**DATA**
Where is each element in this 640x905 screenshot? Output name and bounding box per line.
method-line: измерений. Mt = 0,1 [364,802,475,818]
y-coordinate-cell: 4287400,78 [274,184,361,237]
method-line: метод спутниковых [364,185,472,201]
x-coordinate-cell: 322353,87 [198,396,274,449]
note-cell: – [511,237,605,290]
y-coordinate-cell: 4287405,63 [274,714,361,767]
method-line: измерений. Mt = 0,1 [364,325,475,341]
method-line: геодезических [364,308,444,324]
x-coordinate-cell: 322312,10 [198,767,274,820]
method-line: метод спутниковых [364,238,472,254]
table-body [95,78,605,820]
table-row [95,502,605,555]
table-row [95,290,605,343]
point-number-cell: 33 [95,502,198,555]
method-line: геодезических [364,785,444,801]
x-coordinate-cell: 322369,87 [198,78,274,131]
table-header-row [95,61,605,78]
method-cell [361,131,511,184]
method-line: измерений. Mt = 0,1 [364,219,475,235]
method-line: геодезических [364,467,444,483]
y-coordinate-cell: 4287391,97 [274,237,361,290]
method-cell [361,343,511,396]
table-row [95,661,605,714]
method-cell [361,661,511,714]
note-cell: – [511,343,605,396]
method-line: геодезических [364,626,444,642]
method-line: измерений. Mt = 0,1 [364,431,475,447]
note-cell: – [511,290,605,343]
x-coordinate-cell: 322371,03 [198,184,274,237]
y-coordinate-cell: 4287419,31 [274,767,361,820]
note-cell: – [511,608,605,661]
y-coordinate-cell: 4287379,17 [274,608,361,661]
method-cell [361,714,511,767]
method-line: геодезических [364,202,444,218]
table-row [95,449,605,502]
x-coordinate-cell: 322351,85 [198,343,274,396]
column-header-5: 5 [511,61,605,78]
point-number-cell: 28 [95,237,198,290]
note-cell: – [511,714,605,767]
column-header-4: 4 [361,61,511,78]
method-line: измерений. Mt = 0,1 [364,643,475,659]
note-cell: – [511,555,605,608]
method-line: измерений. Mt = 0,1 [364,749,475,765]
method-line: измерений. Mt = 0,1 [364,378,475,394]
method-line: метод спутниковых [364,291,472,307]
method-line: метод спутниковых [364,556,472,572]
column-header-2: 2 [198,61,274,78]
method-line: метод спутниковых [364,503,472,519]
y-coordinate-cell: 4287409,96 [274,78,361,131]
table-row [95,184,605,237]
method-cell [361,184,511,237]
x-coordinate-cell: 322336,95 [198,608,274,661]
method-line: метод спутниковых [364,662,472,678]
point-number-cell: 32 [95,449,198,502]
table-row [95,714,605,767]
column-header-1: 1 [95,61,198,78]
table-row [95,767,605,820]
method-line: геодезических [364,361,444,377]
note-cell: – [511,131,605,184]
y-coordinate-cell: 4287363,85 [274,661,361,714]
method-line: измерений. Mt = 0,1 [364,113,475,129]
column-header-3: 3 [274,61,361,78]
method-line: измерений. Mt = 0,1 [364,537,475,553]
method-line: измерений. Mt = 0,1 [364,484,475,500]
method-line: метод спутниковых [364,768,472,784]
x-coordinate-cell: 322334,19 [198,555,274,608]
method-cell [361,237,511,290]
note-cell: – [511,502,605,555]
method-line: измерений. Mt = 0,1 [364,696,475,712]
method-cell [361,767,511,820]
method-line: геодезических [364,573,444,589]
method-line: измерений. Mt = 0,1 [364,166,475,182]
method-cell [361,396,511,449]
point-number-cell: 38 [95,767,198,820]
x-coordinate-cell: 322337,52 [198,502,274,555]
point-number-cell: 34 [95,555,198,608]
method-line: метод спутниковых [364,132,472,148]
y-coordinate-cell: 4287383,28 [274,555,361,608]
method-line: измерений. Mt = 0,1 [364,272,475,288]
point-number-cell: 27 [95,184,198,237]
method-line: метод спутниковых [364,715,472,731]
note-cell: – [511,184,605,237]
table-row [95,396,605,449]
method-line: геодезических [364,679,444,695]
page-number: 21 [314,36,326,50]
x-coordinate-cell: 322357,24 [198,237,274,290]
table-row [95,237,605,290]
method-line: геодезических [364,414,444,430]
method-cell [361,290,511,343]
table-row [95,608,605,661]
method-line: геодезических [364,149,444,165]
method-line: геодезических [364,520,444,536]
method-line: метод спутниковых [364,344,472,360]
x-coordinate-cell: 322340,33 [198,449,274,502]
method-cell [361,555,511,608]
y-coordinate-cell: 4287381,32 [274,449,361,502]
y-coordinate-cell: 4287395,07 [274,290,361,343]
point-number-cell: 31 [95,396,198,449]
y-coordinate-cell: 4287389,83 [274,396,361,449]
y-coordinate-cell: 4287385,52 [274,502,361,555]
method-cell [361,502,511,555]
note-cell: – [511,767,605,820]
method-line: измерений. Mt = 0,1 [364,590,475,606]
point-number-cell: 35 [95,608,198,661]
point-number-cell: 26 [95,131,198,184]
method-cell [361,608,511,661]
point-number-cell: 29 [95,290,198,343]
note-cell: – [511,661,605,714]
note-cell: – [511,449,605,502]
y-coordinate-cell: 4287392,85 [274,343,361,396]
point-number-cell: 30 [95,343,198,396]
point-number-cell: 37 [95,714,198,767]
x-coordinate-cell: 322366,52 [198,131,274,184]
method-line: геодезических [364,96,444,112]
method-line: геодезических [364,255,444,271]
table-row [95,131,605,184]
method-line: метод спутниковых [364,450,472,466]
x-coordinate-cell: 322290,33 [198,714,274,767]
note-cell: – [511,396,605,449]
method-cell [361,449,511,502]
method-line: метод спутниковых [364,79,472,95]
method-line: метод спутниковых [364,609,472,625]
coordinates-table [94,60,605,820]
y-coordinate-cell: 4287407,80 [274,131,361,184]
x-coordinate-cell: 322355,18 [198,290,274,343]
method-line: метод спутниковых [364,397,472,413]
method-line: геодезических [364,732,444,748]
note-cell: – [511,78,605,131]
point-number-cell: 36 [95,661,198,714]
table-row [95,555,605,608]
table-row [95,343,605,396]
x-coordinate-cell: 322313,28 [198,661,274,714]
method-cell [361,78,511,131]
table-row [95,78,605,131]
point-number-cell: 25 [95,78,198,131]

**SET EXERCISE**
Turn the items, from the first line through the line containing "method-line: геодезических [364,467,444,483]", into a Markdown table with a Row column for the row number and a Line column for the text of each line, leaving out any blank lines.

**EXPECTED ANSWER**
| Row | Line |
|---|---|
| 1 | Where is each element in this 640x905 screenshot? Output name and bounding box per line. |
| 2 | method-line: измерений. Mt = 0,1 [364,802,475,818] |
| 3 | y-coordinate-cell: 4287400,78 [274,184,361,237] |
| 4 | method-line: метод спутниковых [364,185,472,201] |
| 5 | x-coordinate-cell: 322353,87 [198,396,274,449] |
| 6 | note-cell: – [511,237,605,290] |
| 7 | y-coordinate-cell: 4287405,63 [274,714,361,767] |
| 8 | method-line: измерений. Mt = 0,1 [364,325,475,341] |
| 9 | method-line: геодезических [364,308,444,324] |
| 10 | x-coordinate-cell: 322312,10 [198,767,274,820] |
| 11 | method-line: метод спутниковых [364,238,472,254] |
| 12 | table-body [95,78,605,820] |
| 13 | table-row [95,502,605,555] |
| 14 | table-row [95,290,605,343] |
| 15 | point-number-cell: 33 [95,502,198,555] |
| 16 | method-line: геодезических [364,785,444,801] |
| 17 | x-coordinate-cell: 322369,87 [198,78,274,131] |
| 18 | table-header-row [95,61,605,78] |
| 19 | method-cell [361,131,511,184] |
| 20 | method-line: измерений. Mt = 0,1 [364,219,475,235] |
| 21 | method-line: геодезических [364,467,444,483] |